Given entries
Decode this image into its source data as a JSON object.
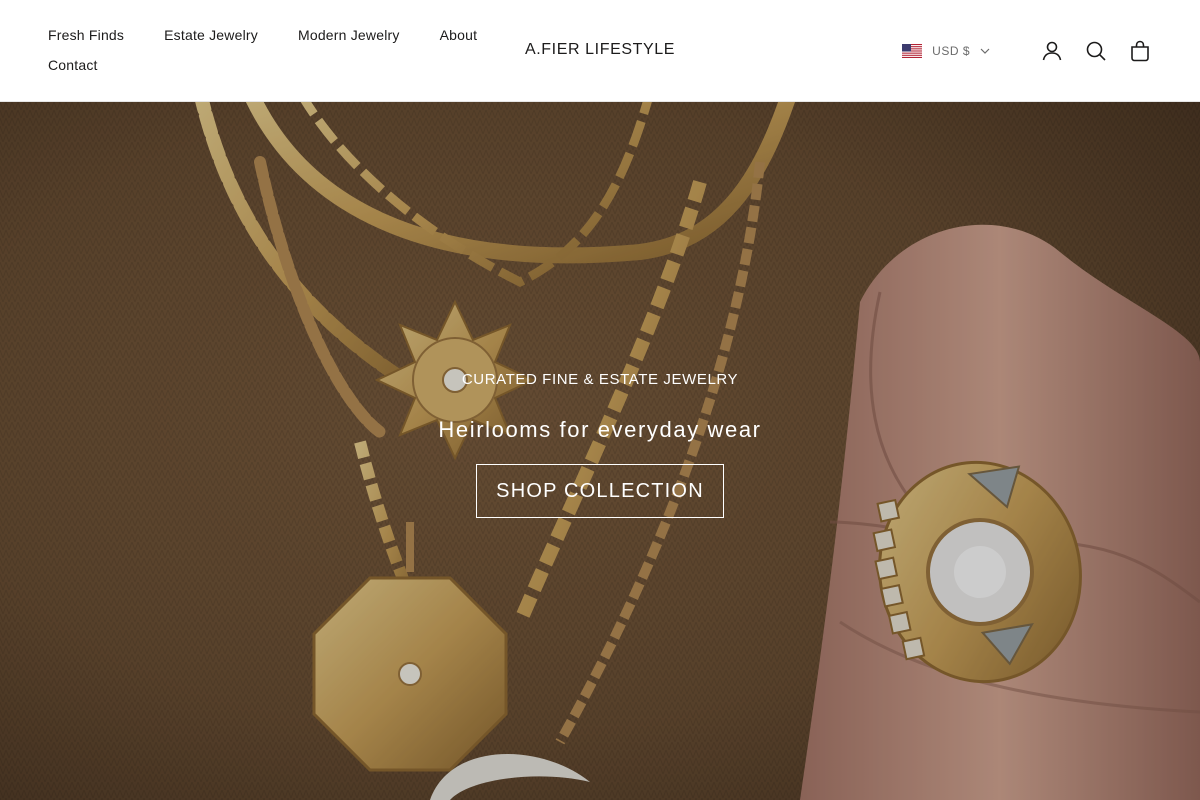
{
  "header": {
    "nav": [
      {
        "label": "Fresh Finds"
      },
      {
        "label": "Estate Jewelry"
      },
      {
        "label": "Modern Jewelry"
      },
      {
        "label": "About"
      },
      {
        "label": "Contact"
      }
    ],
    "brand": "A.FIER LIFESTYLE",
    "currency": {
      "label": "USD $",
      "flag_icon": "us-flag-icon"
    },
    "icons": [
      "account-icon",
      "search-icon",
      "cart-bag-icon"
    ]
  },
  "hero": {
    "kicker": "CURATED FINE & ESTATE JEWELRY",
    "headline": "Heirlooms for everyday wear",
    "cta_label": "SHOP COLLECTION"
  },
  "colors": {
    "text": "#1c1b1b",
    "muted": "#6b6b6b",
    "header_bg": "#ffffff",
    "hero_sweater": "#6e5236",
    "gold": "#c9a15a",
    "skin": "#c89a86",
    "overlay_text": "#ffffff"
  }
}
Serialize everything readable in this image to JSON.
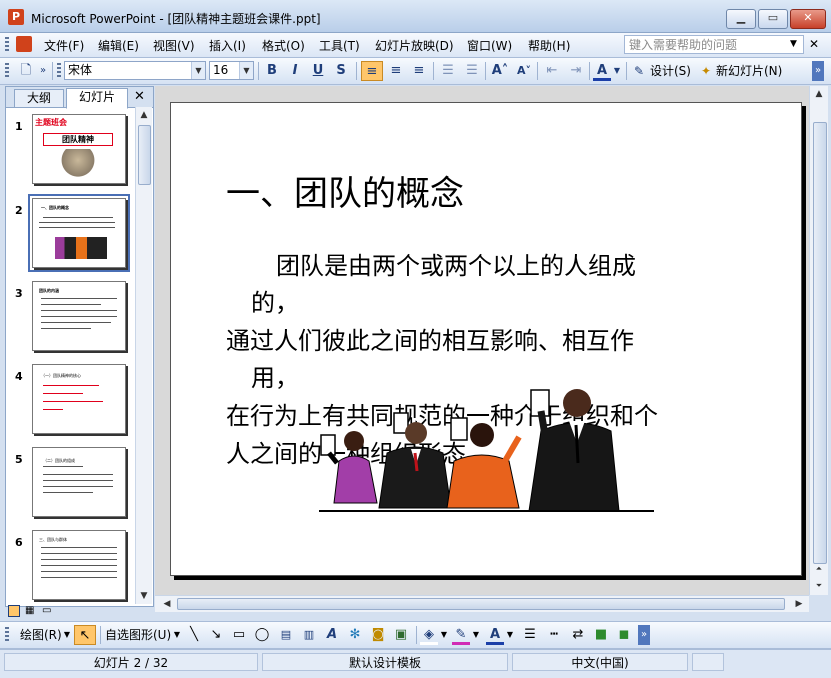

Given task
Look through the listing above. Pick out each line with "ffffff" and copy it.

Answer to this exercise
    "header_bg": "#ffffff",
    "overlay_text": "#ffffff"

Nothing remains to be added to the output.